- Aim of the task -
Copy every line in the records below that contains the word "Interest".

— BEGIN Input data —

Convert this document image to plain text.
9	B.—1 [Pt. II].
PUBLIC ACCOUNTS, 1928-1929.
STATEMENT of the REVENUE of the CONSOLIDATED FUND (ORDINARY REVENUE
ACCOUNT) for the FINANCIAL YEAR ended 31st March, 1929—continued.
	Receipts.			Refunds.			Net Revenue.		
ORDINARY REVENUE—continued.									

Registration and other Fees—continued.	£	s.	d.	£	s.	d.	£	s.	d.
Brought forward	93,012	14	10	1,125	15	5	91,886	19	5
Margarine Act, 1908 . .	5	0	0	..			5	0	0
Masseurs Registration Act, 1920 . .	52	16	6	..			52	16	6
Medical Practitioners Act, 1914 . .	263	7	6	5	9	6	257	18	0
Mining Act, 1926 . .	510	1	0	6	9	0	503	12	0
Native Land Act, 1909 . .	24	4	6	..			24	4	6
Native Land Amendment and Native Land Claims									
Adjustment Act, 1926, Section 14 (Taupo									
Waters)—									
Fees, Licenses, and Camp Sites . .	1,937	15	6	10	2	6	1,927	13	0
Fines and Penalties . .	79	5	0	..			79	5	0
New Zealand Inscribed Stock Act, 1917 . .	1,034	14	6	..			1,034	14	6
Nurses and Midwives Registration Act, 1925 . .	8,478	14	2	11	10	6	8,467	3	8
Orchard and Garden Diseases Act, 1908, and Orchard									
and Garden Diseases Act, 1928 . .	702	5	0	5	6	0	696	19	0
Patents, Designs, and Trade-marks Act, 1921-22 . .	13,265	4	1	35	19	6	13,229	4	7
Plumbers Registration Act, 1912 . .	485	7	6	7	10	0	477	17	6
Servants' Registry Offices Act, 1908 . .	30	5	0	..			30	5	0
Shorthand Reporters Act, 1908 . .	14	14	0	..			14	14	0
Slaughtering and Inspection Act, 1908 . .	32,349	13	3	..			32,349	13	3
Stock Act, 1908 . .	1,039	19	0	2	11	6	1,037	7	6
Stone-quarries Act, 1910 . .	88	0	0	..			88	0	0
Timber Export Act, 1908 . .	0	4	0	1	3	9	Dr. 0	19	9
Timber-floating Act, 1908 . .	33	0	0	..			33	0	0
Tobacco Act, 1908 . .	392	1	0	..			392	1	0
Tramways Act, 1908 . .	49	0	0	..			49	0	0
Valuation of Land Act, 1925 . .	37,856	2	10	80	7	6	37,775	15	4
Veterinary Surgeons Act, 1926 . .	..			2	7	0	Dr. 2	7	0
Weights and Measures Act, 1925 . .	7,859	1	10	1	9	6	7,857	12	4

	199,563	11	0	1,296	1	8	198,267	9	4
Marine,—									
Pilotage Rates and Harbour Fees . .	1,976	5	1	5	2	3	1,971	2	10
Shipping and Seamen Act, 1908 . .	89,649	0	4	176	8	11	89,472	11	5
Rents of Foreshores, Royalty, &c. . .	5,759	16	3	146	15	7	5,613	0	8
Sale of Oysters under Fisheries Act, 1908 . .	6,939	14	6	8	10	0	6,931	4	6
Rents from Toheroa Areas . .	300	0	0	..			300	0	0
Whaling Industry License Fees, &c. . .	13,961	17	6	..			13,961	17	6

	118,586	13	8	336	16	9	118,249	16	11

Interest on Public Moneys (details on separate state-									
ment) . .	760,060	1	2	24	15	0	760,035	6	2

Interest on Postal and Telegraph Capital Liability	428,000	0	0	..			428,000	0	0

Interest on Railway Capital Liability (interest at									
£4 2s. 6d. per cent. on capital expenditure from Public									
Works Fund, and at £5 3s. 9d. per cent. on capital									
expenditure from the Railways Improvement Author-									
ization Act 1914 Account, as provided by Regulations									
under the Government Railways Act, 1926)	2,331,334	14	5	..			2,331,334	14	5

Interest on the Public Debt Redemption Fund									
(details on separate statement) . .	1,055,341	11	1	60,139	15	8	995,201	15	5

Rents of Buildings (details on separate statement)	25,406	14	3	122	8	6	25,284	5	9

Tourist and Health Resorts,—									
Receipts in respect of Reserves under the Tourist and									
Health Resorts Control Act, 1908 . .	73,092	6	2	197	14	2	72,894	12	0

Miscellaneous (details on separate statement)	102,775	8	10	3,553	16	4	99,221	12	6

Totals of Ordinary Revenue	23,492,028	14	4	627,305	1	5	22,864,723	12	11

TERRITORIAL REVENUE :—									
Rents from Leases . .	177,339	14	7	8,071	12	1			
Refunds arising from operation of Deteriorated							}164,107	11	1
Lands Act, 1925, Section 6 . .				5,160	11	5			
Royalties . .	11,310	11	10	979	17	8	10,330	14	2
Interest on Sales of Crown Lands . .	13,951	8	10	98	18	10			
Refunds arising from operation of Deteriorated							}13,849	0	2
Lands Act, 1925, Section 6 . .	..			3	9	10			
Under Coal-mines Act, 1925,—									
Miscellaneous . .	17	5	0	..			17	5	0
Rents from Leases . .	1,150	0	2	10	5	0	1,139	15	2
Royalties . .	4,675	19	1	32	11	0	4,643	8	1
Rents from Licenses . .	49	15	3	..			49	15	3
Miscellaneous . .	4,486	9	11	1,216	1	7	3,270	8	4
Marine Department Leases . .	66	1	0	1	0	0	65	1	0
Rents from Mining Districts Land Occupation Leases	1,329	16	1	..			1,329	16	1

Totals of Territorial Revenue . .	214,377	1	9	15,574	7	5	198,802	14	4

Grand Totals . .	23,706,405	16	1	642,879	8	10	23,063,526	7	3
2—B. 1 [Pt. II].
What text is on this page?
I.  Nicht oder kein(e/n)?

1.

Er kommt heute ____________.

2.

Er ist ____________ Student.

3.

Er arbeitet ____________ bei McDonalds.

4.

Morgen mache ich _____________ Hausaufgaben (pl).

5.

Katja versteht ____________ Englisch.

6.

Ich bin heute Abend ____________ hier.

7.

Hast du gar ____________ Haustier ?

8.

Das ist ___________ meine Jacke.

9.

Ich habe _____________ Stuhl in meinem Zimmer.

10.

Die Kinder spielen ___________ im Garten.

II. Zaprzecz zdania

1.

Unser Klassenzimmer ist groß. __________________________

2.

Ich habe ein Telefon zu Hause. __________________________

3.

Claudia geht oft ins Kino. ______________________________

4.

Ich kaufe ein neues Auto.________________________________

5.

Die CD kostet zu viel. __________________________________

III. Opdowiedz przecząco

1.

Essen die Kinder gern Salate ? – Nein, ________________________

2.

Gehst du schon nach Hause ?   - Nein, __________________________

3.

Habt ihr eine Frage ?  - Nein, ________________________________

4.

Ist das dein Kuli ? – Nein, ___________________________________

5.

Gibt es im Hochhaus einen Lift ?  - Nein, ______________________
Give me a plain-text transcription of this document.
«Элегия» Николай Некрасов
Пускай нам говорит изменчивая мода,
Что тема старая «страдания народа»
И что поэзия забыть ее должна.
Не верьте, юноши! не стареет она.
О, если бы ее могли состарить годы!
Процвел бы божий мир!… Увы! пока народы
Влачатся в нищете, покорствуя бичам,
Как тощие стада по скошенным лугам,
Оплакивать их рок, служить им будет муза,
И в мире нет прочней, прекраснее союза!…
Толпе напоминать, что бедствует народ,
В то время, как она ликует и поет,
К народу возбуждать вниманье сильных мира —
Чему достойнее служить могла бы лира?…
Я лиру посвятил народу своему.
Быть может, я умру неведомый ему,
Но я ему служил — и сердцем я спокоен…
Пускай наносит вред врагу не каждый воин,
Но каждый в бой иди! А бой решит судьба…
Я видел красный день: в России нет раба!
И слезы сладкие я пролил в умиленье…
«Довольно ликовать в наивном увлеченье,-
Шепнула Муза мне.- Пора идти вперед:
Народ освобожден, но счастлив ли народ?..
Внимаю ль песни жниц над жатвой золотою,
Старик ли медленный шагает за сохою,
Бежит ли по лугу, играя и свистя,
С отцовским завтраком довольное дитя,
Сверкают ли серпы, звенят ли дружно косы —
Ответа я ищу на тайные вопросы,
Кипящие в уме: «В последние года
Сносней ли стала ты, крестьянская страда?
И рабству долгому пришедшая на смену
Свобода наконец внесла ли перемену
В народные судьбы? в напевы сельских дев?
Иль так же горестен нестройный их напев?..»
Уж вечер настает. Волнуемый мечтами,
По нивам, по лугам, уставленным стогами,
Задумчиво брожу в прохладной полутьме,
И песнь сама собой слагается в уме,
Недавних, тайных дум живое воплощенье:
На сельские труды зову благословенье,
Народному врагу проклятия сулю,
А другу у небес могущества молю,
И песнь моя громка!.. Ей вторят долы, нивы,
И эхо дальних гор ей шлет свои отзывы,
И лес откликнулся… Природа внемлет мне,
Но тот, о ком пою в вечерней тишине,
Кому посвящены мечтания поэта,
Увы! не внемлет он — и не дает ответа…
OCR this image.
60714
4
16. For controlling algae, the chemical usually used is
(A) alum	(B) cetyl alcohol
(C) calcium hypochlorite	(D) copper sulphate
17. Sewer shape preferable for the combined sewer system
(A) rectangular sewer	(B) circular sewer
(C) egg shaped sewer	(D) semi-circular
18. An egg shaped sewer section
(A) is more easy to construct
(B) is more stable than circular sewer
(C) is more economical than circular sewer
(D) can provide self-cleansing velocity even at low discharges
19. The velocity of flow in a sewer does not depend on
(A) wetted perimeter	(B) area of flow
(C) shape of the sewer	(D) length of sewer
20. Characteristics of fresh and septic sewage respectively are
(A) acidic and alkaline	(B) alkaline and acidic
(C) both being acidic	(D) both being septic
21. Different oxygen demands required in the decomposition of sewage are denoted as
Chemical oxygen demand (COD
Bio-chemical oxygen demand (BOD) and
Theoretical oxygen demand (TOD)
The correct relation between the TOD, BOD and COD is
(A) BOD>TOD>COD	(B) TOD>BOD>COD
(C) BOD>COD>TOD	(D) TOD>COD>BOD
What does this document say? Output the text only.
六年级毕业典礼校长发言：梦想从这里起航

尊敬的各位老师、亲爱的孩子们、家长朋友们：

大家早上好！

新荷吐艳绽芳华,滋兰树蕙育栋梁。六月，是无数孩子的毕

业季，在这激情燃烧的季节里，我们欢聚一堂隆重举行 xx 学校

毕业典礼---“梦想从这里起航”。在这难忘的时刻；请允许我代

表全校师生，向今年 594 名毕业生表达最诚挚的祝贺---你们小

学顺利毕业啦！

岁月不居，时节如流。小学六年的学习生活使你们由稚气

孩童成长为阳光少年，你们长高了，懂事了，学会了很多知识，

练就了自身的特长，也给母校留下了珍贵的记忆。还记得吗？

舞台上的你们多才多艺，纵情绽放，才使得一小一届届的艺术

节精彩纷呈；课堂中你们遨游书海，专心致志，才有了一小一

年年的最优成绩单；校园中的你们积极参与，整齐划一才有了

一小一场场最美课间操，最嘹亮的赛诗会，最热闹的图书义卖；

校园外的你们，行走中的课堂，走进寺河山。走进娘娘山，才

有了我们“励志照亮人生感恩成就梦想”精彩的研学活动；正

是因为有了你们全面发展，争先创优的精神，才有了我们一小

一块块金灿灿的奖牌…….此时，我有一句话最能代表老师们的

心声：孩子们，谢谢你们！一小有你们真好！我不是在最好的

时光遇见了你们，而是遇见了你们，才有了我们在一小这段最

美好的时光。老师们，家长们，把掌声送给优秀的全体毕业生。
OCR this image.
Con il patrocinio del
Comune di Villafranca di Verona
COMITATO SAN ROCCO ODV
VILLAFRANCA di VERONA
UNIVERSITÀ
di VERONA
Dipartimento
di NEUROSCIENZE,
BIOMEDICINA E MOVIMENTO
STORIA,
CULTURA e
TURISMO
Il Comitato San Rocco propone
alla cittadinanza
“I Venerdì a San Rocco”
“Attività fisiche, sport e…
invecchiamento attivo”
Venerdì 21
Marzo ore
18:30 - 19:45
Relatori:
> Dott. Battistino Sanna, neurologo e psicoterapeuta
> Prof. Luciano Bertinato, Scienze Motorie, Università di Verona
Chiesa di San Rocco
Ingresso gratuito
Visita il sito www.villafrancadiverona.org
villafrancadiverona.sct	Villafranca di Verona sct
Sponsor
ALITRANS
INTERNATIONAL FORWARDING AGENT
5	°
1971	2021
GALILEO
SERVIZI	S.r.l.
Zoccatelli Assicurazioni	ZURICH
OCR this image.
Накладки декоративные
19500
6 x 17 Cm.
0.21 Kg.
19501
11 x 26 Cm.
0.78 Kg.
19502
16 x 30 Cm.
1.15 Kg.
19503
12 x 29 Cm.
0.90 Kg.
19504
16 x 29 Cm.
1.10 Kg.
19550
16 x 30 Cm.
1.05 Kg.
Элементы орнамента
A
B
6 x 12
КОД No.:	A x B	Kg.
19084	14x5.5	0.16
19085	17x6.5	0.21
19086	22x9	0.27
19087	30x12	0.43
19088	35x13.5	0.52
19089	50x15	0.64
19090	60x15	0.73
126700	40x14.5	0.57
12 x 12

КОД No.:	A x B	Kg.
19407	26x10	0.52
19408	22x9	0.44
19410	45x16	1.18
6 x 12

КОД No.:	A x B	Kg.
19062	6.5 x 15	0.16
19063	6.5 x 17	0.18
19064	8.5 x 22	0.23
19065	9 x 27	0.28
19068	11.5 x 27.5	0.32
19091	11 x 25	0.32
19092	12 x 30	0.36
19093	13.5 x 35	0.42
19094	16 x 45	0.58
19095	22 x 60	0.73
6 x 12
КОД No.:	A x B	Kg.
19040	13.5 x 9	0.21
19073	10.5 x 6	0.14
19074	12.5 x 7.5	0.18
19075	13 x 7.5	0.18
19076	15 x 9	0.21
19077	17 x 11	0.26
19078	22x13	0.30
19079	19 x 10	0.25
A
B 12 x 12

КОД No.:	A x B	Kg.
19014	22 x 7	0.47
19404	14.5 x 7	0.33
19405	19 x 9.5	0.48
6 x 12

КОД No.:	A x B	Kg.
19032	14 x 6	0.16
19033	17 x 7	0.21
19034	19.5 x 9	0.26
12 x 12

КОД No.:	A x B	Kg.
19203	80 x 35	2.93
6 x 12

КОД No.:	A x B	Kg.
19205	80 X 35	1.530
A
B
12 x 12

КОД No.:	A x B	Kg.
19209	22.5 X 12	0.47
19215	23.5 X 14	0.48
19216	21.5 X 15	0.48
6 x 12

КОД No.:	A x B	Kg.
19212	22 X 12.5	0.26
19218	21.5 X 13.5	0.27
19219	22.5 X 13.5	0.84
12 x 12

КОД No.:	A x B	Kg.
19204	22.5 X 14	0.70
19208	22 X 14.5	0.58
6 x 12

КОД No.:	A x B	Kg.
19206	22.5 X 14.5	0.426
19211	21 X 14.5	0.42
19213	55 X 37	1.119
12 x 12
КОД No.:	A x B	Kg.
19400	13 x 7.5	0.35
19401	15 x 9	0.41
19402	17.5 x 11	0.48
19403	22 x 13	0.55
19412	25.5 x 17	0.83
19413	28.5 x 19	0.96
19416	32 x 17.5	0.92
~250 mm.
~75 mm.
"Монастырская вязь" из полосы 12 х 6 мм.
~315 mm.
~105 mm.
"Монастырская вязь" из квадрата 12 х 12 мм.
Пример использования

— END Input data —

- Completed exercise -
Interest on Public Moneys (details on separate state-									
Interest on Postal and Telegraph Capital Liability	428,000	0	0	..			428,000	0	0
Interest on Railway Capital Liability (interest at									
Interest on the Public Debt Redemption Fund									
Interest on Sales of Crown Lands . .	13,951	8	10	98	18	10			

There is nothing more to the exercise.